### ENTRIES PROVIDED
--- Start ---
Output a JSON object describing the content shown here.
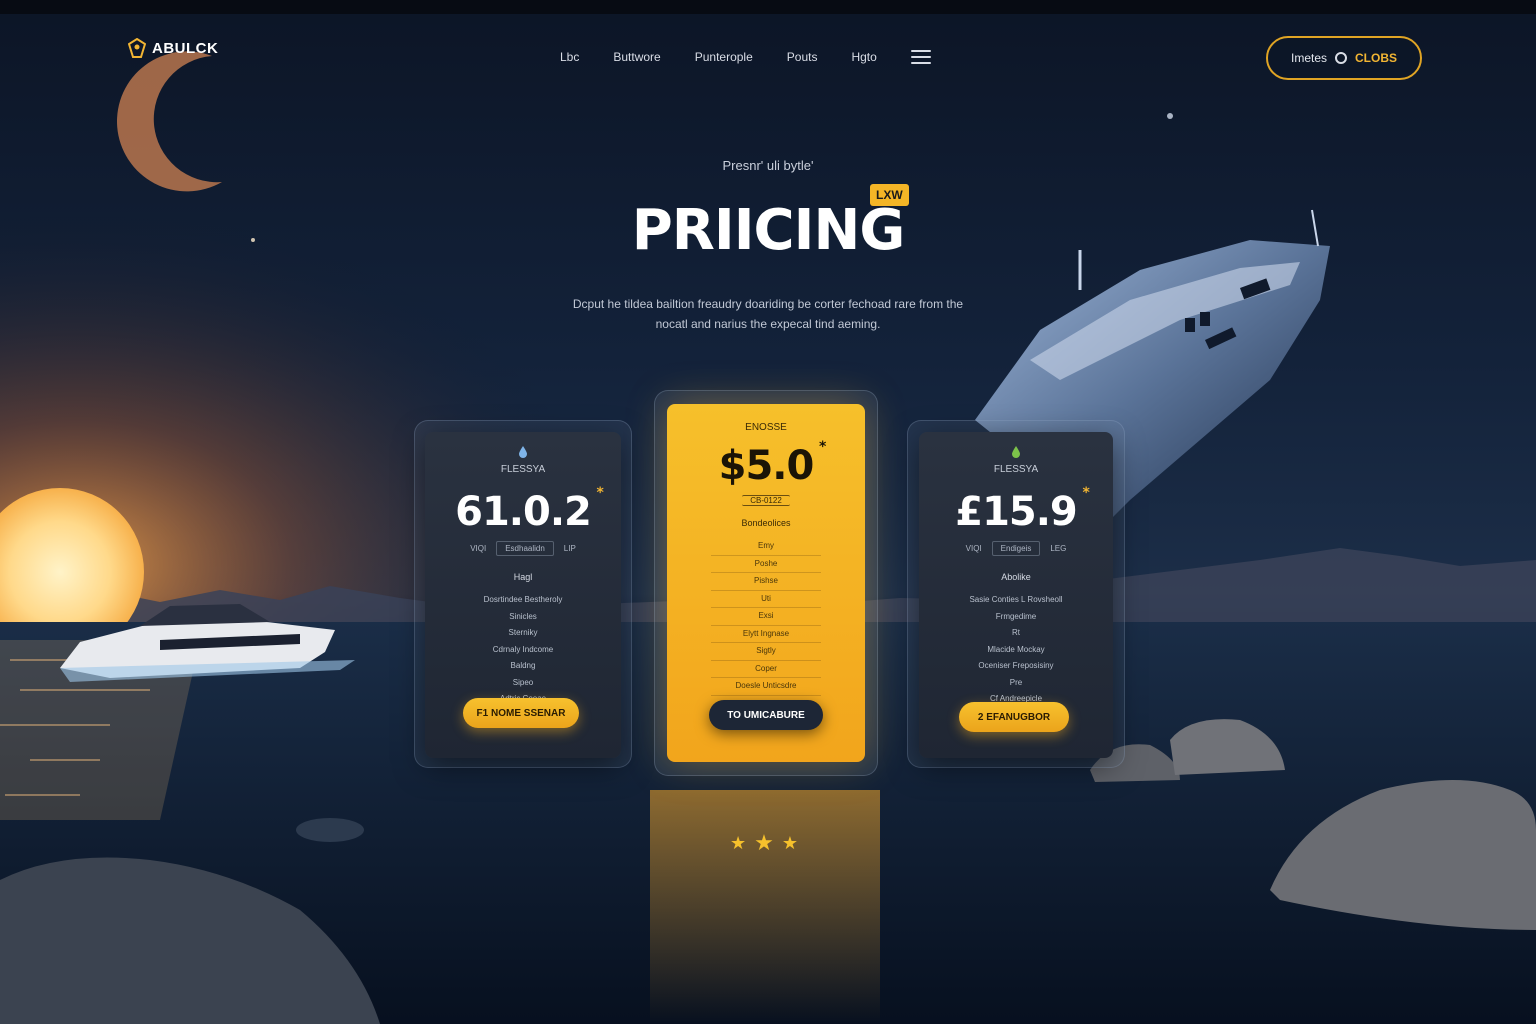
{
  "brand": {
    "name": "ABULCK",
    "accent": "#f2b533"
  },
  "nav": {
    "items": [
      "Lbc",
      "Buttwore",
      "Punterople",
      "Pouts",
      "Hgto"
    ],
    "menu_icon": "hamburger-icon"
  },
  "header_cta": {
    "label": "Imetes",
    "accent_label": "CLOBS"
  },
  "hero": {
    "eyebrow": "Presnr' uli bytle'",
    "title": "PRIICING",
    "badge": "LXW",
    "subtitle": "Dcput he tildea bailtion freaudry doariding be corter fechoad rare from the nocatl and narius the expecal tind aeming."
  },
  "plans": [
    {
      "name": "FLESSYA",
      "price": "61.0.2",
      "price_mark": "*",
      "sub_left": "VIQI",
      "sub_box": "Esdhaalidn",
      "sub_right": "LIP",
      "feature_head": "Hagl",
      "features": [
        "Dosrtindee Bestheroly",
        "Sinicles",
        "Sterniky",
        "Cdrnaly Indcome",
        "Baldng",
        "Sipeo",
        "Adtric Cooae"
      ],
      "button": "F1 NOME SSENAR",
      "icon": "water-drop-icon",
      "highlight": false
    },
    {
      "name": "ENOSSE",
      "price": "$5.0",
      "price_mark": "*",
      "sub_box": "CB-0122",
      "feature_head": "Bondeolices",
      "features": [
        "Emy",
        "Poshe",
        "Pishse",
        "Uti",
        "Exsi",
        "Elytt Ingnase",
        "Sigtly",
        "Coper",
        "Doesle Unticsdre"
      ],
      "button": "TO UMICABURE",
      "icon": "pin-icon",
      "highlight": true
    },
    {
      "name": "FLESSYA",
      "price": "£15.9",
      "price_mark": "*",
      "sub_left": "VIQI",
      "sub_box": "Endigeis",
      "sub_right": "LEG",
      "feature_head": "Abolike",
      "features": [
        "Sasie Conties L Rovsheoll",
        "Frmgedime",
        "Rt",
        "Mlacide Mockay",
        "Oceniser Freposisiny",
        "Pre",
        "Cf Andreepicle"
      ],
      "button": "2 EFANUGBOR",
      "icon": "leaf-drop-icon",
      "highlight": false
    }
  ],
  "rating": {
    "stars": 3,
    "max": 3
  }
}
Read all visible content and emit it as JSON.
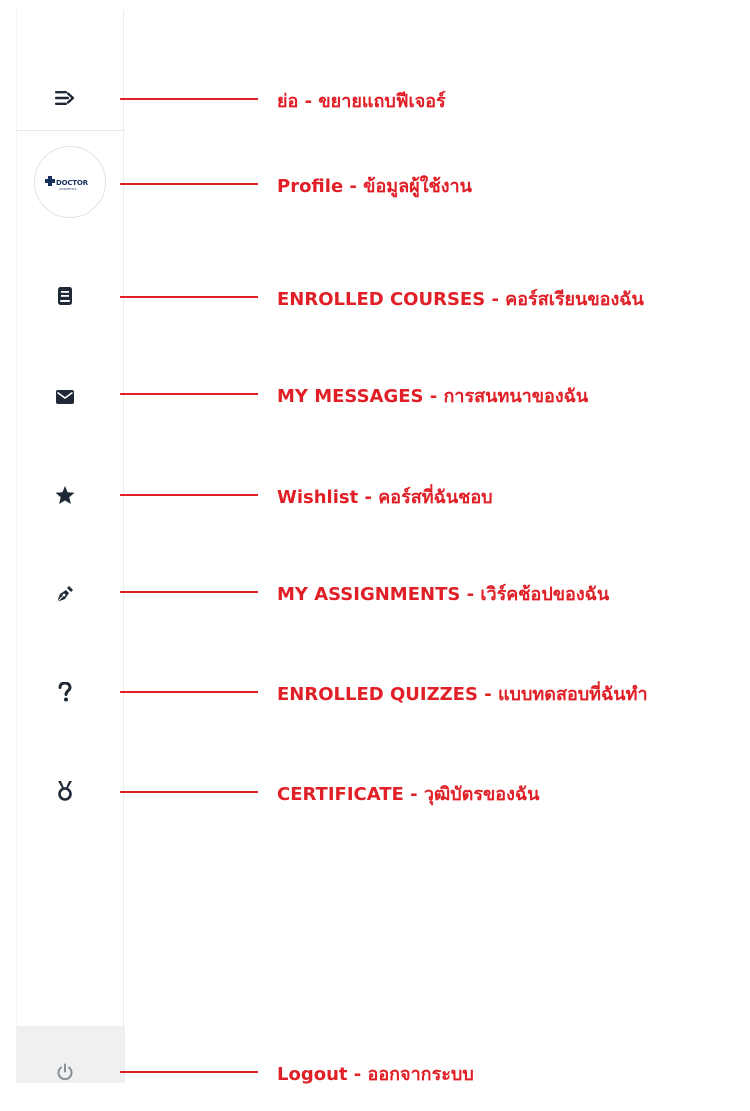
{
  "sidebar": {
    "avatar": {
      "brand": "DOCTOR",
      "brand_sub": "COSMETICS"
    }
  },
  "annotations": [
    {
      "label": "ย่อ - ขยายแถบฟีเจอร์"
    },
    {
      "label": "Profile - ข้อมูลผู้ใช้งาน"
    },
    {
      "label": "ENROLLED COURSES - คอร์สเรียนของฉัน"
    },
    {
      "label": "MY MESSAGES - การสนทนาของฉัน"
    },
    {
      "label": "Wishlist - คอร์สที่ฉันชอบ"
    },
    {
      "label": "MY ASSIGNMENTS - เวิร์คช้อปของฉัน"
    },
    {
      "label": "ENROLLED QUIZZES - แบบทดสอบที่ฉันทำ"
    },
    {
      "label": "CERTIFICATE - วุฒิบัตรของฉัน"
    },
    {
      "label": "Logout - ออกจากระบบ"
    }
  ],
  "icons": {
    "toggle": "sidebar-toggle-icon",
    "courses": "book-icon",
    "messages": "envelope-icon",
    "wishlist": "star-icon",
    "assignments": "pen-nib-icon",
    "quizzes": "question-mark-icon",
    "certificate": "medal-icon",
    "logout": "power-icon"
  },
  "colors": {
    "annotation": "#e01f26",
    "icon": "#1f2a36",
    "logout_icon": "#8a8f96",
    "brand": "#17305e"
  }
}
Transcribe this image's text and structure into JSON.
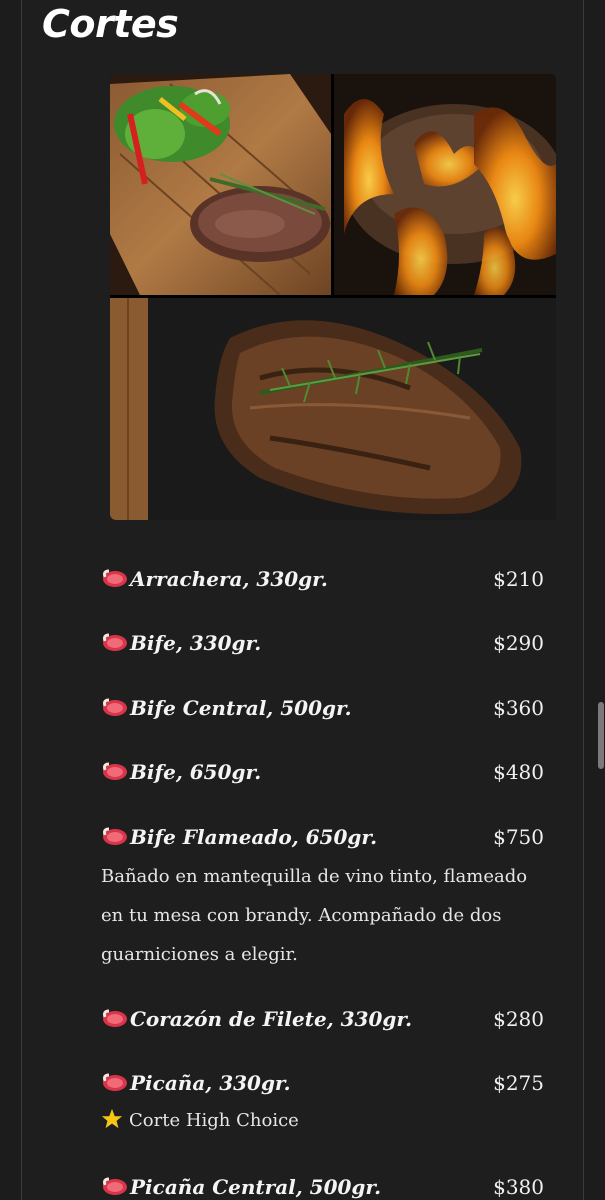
{
  "section": {
    "title": "Cortes"
  },
  "gallery": {
    "photos": [
      {
        "icon": "steak-board-photo"
      },
      {
        "icon": "flaming-steak-photo"
      },
      {
        "icon": "ribeye-rosemary-photo"
      }
    ]
  },
  "menu": {
    "items": [
      {
        "name": "Arrachera, 330gr.",
        "price": "$210"
      },
      {
        "name": "Bife, 330gr.",
        "price": "$290"
      },
      {
        "name": "Bife Central, 500gr.",
        "price": "$360"
      },
      {
        "name": "Bife, 650gr.",
        "price": "$480"
      },
      {
        "name": "Bife Flameado, 650gr.",
        "price": "$750",
        "description": "Bañado en mantequilla de vino tinto, flameado en tu mesa con brandy. Acompañado de dos guarniciones a elegir."
      },
      {
        "name": "Corazón de Filete, 330gr.",
        "price": "$280"
      },
      {
        "name": "Picaña, 330gr.",
        "price": "$275",
        "note": "Corte High Choice"
      },
      {
        "name": "Picaña Central, 500gr.",
        "price": "$380"
      }
    ]
  },
  "colors": {
    "background": "#1c1c1c",
    "text": "#f4f4f4",
    "steak_icon": "#d8344a",
    "star_icon": "#f5c518"
  }
}
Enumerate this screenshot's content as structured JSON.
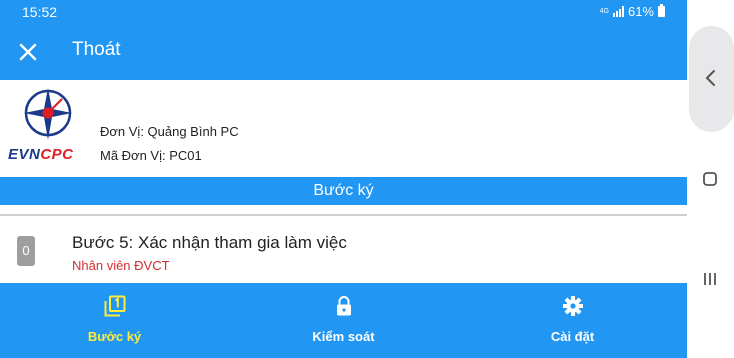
{
  "status_bar": {
    "time": "15:52",
    "network": "4G",
    "battery": "61%"
  },
  "app_bar": {
    "close_icon": "close-icon",
    "title": "Thoát"
  },
  "header": {
    "logo": {
      "brand_evn": "EVN",
      "brand_cpc": "CPC"
    },
    "unit_name": "Đơn Vị: Quảng Bình PC",
    "unit_code": "Mã Đơn Vị: PC01"
  },
  "section": {
    "title": "Bước ký"
  },
  "steps": [
    {
      "badge": "0",
      "title": "Bước 5: Xác nhận tham gia làm việc",
      "subtitle": "Nhân viên ĐVCT"
    }
  ],
  "bottom_nav": {
    "items": [
      {
        "label": "Bước ký",
        "icon": "filter-1-icon",
        "active": true
      },
      {
        "label": "Kiểm soát",
        "icon": "lock-icon",
        "active": false
      },
      {
        "label": "Cài đặt",
        "icon": "gear-icon",
        "active": false
      }
    ]
  },
  "colors": {
    "primary": "#2196f3",
    "active_nav": "#ffeb3b",
    "subtitle": "#d32f2f",
    "badge": "#9e9e9e"
  },
  "android_nav": {
    "buttons": [
      "back-icon",
      "home-icon",
      "recents-icon"
    ]
  }
}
--- End ---
### TASK STATEMENT
Search the data for the string "content". List each line that has it.

### ANSWER TO THE TASK
Output a JSON object describing the content shown here.
Read all visible content and emit it as JSON.
Enumerate this screenshot's content as structured JSON.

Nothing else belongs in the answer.